Extracted records:
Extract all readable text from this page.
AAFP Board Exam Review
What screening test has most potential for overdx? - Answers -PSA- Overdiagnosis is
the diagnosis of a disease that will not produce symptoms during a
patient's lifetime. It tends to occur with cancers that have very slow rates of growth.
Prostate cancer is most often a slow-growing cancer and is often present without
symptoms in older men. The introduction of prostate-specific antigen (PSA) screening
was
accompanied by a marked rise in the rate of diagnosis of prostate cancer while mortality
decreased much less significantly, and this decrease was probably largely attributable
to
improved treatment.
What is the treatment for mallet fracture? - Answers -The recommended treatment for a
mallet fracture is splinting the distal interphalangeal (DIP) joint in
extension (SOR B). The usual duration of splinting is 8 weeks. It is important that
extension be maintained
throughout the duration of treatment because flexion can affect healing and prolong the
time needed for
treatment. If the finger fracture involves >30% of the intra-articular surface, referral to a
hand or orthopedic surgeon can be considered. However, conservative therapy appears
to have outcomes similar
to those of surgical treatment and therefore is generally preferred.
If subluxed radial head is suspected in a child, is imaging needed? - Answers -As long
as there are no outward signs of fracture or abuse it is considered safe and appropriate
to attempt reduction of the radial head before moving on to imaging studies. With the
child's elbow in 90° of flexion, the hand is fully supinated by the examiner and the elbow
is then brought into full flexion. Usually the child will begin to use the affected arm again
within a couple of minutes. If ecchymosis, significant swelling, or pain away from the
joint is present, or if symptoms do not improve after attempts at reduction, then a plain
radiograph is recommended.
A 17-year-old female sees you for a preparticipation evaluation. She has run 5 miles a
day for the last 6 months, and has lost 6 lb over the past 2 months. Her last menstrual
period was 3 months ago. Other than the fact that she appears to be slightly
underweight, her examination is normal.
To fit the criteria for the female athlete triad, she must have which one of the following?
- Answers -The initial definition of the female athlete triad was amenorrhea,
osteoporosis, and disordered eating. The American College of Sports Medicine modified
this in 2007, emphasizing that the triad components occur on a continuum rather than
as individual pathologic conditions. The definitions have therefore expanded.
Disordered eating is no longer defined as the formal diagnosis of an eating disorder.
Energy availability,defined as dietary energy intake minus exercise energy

### Objective
In the entries above, find lines with "Answers" and copy each.

### Written solution
What screening test has most potential for overdx? - Answers -PSA- Overdiagnosis is
What is the treatment for mallet fracture? - Answers -The recommended treatment for a
If subluxed radial head is suspected in a child, is imaging needed? - Answers -As long
- Answers -The initial definition of the female athlete triad was amenorrhea,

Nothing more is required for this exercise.